**What to work on**
Pull out every line in the records below that contains the word "close", and copy each of those lines in full.

(Annotated element entries)

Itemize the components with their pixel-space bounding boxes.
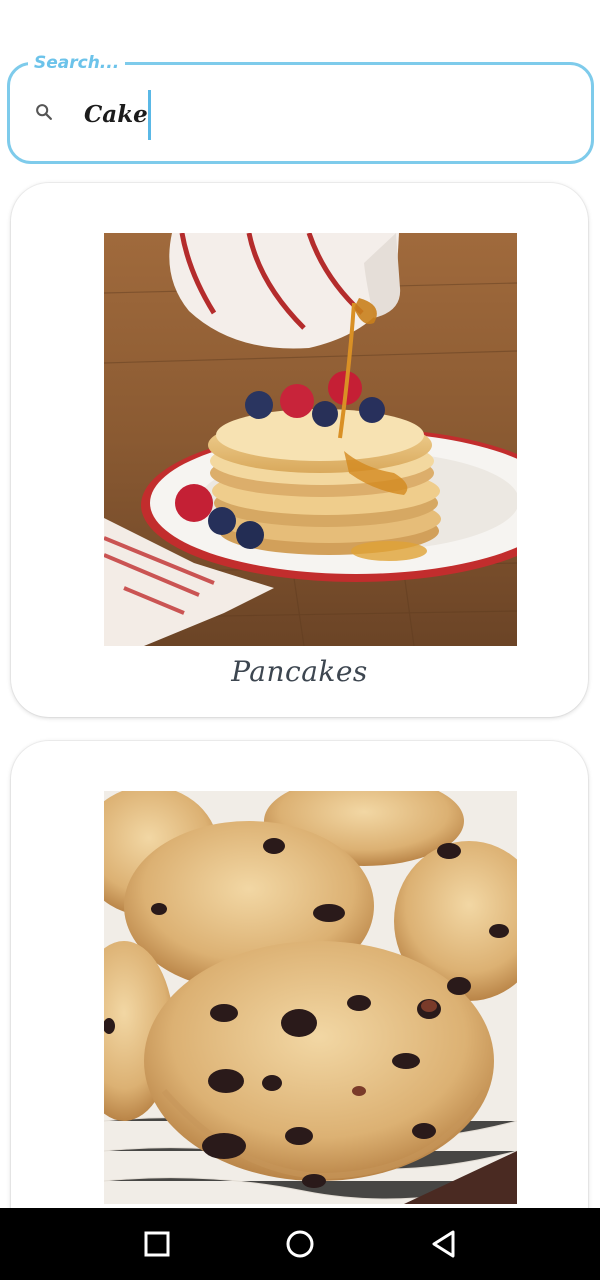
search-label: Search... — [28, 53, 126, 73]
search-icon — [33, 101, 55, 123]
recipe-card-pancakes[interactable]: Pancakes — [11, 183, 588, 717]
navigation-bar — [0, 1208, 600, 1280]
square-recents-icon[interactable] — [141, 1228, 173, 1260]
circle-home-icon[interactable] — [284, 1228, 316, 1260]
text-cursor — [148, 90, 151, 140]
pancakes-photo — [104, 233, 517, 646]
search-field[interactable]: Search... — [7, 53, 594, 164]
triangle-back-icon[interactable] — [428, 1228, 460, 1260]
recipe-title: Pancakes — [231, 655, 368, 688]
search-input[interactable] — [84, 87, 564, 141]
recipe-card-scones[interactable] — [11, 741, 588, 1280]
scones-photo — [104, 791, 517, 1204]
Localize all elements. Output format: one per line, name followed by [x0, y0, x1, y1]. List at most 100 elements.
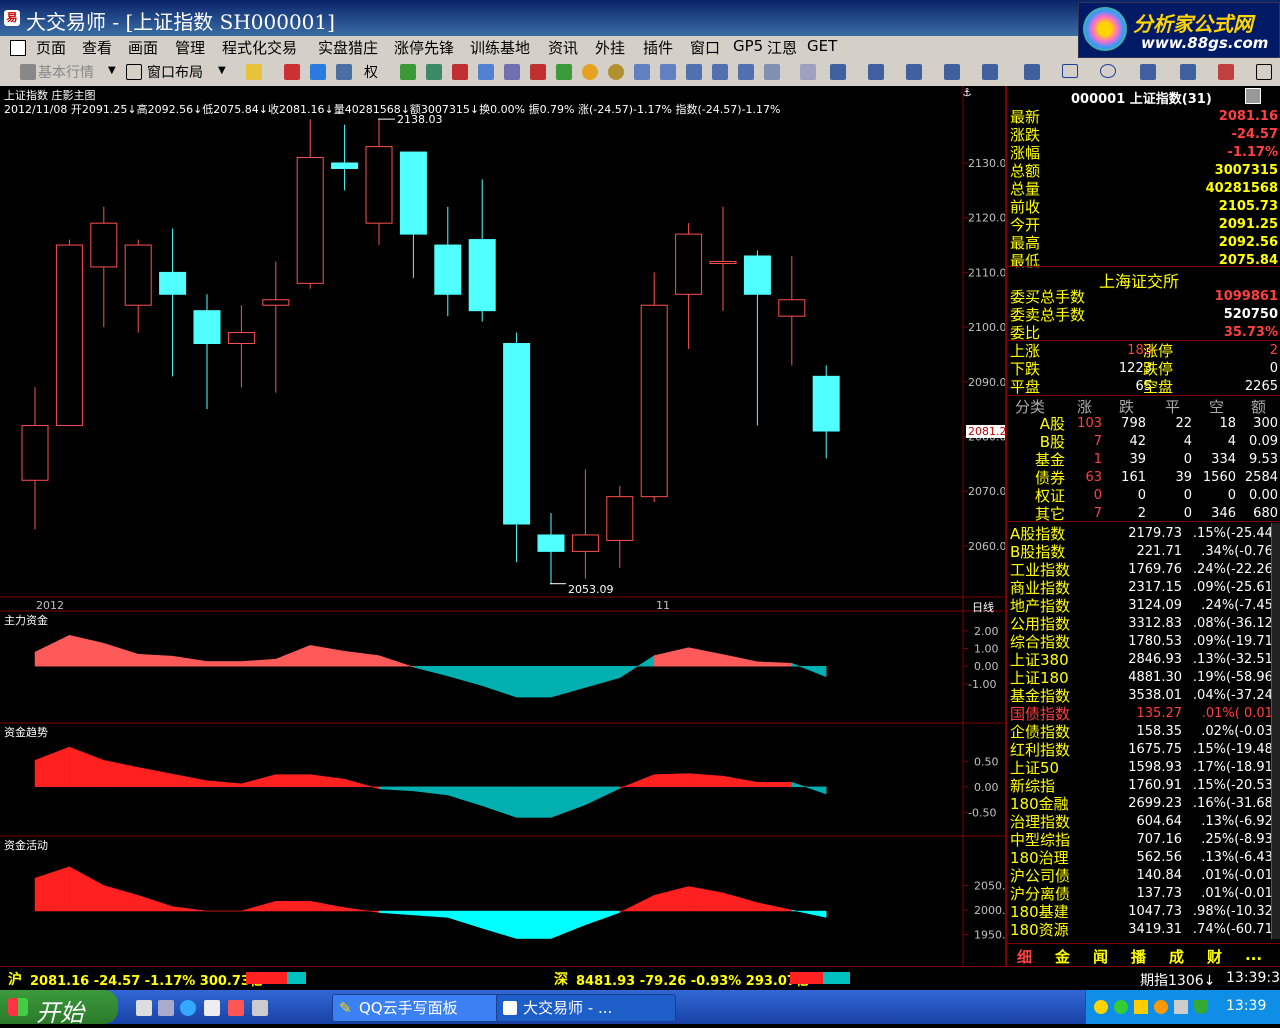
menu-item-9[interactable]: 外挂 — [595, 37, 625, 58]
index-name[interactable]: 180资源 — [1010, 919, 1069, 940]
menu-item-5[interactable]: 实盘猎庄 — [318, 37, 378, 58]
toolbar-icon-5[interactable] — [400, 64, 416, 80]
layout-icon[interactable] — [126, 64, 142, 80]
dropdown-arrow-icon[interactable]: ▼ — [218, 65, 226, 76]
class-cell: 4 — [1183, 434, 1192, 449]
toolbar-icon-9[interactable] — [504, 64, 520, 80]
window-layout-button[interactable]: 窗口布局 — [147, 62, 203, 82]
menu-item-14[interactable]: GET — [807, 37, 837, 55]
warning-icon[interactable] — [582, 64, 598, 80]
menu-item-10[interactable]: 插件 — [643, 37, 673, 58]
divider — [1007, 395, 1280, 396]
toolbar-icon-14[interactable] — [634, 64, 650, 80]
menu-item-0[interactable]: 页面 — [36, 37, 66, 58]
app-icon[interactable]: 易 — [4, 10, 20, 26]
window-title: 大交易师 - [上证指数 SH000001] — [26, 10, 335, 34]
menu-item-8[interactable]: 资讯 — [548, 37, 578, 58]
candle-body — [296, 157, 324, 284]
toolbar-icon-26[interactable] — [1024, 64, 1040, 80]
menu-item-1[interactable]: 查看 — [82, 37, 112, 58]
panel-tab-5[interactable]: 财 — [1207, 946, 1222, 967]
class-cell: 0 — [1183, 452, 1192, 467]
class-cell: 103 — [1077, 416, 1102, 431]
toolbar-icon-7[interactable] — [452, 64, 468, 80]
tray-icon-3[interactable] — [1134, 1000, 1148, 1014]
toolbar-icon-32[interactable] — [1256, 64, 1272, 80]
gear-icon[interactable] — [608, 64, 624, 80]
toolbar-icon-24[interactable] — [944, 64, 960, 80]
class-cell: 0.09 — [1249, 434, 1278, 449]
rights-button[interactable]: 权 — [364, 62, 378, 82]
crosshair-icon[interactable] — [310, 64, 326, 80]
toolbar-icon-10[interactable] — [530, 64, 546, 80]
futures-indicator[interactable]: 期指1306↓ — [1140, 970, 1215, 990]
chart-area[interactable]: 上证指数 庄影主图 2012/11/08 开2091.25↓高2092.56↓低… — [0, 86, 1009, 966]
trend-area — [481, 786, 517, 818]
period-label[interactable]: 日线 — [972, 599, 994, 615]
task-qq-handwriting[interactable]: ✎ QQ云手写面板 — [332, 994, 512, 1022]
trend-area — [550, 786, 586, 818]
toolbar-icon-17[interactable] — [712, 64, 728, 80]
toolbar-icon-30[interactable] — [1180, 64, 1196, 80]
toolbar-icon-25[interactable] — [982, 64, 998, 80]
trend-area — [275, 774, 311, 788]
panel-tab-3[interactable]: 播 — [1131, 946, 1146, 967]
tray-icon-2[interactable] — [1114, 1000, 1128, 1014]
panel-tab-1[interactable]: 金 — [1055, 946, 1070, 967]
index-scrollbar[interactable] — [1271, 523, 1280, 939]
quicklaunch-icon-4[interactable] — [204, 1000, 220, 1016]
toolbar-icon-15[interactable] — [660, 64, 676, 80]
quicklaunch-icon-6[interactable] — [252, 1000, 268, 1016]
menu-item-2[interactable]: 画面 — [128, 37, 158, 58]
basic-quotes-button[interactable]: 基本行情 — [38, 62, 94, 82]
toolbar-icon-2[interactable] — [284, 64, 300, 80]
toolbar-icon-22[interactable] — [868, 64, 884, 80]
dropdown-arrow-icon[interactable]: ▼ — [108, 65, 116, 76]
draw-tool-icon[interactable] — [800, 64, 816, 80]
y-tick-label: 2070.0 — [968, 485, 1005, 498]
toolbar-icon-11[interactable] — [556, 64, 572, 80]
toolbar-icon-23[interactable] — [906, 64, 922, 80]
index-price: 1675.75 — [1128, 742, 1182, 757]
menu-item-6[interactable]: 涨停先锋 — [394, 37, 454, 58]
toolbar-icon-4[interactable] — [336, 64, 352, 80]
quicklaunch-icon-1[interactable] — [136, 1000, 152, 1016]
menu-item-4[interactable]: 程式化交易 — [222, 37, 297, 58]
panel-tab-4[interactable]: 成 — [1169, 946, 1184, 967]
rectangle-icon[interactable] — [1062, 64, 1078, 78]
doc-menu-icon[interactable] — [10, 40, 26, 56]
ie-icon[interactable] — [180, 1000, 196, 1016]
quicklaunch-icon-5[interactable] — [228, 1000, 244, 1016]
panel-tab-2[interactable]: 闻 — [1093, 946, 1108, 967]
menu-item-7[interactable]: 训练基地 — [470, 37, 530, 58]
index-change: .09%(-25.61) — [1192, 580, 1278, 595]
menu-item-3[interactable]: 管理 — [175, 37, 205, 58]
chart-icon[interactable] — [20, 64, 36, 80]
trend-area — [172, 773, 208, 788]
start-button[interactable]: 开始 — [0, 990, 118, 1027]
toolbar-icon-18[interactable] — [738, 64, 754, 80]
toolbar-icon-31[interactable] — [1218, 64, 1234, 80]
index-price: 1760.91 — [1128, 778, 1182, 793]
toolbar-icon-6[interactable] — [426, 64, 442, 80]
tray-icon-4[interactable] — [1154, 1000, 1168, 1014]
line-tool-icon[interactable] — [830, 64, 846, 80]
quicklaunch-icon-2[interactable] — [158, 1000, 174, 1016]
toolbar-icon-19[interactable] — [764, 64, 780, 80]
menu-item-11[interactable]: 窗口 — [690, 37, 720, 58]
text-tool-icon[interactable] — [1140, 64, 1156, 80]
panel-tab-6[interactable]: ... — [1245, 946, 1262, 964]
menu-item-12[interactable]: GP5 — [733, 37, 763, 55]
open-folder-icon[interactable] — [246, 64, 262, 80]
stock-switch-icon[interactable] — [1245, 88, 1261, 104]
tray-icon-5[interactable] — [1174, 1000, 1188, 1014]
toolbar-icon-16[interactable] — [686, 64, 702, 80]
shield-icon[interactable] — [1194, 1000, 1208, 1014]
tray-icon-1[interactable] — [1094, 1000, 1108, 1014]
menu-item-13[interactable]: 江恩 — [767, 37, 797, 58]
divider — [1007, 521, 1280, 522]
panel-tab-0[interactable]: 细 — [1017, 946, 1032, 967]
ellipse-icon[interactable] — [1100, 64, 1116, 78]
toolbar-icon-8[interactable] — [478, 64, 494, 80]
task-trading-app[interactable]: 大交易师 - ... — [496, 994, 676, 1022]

--

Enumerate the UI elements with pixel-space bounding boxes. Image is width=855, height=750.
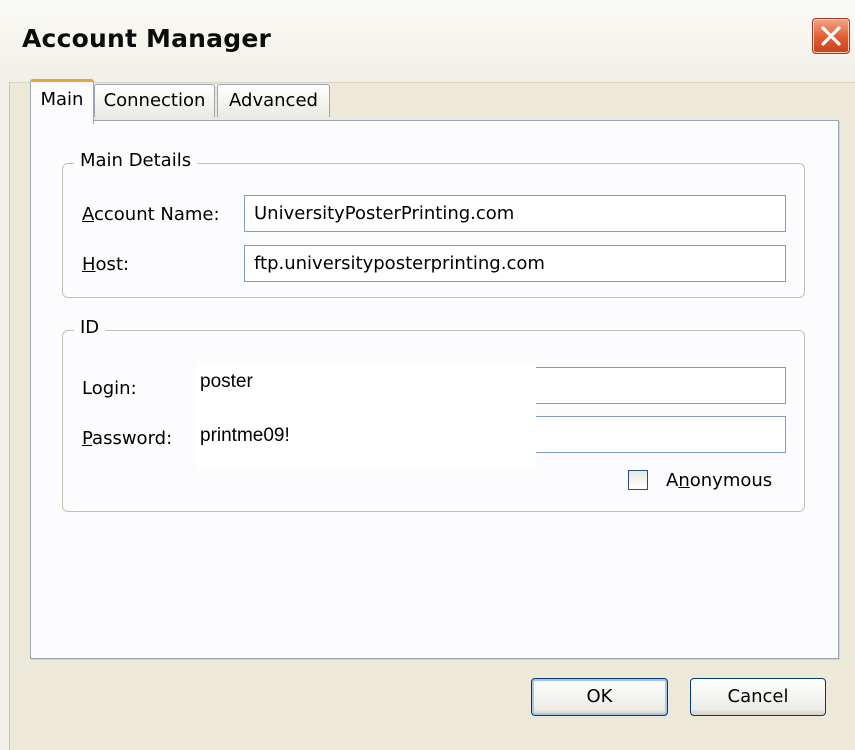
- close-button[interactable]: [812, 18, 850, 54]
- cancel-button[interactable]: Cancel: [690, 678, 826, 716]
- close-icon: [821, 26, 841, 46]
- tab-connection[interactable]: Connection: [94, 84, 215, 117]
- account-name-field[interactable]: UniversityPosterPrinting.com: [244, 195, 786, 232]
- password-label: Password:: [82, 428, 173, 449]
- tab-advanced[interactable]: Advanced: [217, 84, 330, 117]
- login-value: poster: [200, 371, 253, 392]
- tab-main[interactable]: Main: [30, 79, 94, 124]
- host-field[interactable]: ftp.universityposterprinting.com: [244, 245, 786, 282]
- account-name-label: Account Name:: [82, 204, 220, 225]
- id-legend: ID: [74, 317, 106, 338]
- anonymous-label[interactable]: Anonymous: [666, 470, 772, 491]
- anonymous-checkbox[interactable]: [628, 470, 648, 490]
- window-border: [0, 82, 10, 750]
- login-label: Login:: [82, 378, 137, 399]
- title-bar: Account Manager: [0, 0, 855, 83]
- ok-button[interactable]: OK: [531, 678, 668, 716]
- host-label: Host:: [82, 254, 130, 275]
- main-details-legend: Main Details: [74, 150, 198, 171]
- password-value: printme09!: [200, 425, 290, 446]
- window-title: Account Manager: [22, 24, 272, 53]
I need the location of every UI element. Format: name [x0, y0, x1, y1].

**Solution to this exercise**
- close-button[interactable]: [812, 18, 850, 54]
- close-icon: [821, 26, 841, 46]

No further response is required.